*What the task asks*
Where does the string "text" appear? Copy every line of the entries below that holds it.

*Information given*
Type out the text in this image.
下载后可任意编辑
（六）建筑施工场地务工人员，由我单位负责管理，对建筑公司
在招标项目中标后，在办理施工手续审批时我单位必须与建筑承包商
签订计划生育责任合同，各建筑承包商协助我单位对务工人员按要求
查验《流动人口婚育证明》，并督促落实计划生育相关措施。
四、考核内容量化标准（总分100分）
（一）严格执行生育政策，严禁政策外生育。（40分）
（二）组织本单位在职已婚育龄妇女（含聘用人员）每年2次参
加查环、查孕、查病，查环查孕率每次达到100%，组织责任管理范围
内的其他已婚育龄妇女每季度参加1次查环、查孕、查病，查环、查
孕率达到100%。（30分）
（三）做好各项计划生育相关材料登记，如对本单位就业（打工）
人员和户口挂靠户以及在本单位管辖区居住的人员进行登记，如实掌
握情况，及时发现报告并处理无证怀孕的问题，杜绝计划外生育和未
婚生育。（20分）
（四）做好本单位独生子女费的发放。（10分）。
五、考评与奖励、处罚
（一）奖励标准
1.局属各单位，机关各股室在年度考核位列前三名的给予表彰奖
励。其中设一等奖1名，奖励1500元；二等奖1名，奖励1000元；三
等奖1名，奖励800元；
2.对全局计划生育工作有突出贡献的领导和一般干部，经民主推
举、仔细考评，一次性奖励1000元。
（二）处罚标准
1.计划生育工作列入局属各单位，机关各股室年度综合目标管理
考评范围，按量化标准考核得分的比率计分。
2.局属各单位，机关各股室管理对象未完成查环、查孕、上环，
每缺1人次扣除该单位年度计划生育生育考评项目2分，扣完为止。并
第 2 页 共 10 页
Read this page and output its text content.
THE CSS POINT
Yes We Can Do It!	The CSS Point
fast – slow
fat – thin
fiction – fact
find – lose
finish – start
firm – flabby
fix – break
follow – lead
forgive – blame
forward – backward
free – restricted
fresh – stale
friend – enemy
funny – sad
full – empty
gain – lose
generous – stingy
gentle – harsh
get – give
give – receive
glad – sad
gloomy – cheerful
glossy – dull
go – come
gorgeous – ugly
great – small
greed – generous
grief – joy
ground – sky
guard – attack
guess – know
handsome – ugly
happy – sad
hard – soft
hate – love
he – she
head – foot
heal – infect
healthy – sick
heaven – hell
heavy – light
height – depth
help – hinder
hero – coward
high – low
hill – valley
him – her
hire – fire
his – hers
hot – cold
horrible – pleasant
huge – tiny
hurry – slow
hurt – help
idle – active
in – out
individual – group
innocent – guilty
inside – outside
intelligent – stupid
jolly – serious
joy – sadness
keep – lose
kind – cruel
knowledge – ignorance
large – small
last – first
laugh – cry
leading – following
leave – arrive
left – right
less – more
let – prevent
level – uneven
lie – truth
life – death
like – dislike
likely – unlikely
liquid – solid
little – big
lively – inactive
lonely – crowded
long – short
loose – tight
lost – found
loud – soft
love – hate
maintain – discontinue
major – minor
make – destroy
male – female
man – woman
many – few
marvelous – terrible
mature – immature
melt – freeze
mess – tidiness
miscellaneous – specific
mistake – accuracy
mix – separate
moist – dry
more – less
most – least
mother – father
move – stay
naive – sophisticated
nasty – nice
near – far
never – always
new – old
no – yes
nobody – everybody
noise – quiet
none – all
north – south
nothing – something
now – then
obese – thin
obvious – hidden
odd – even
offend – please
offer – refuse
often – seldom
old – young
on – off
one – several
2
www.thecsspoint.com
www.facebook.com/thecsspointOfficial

*Exercise solution*
Type out the text in this image.
Read this page and output its text content.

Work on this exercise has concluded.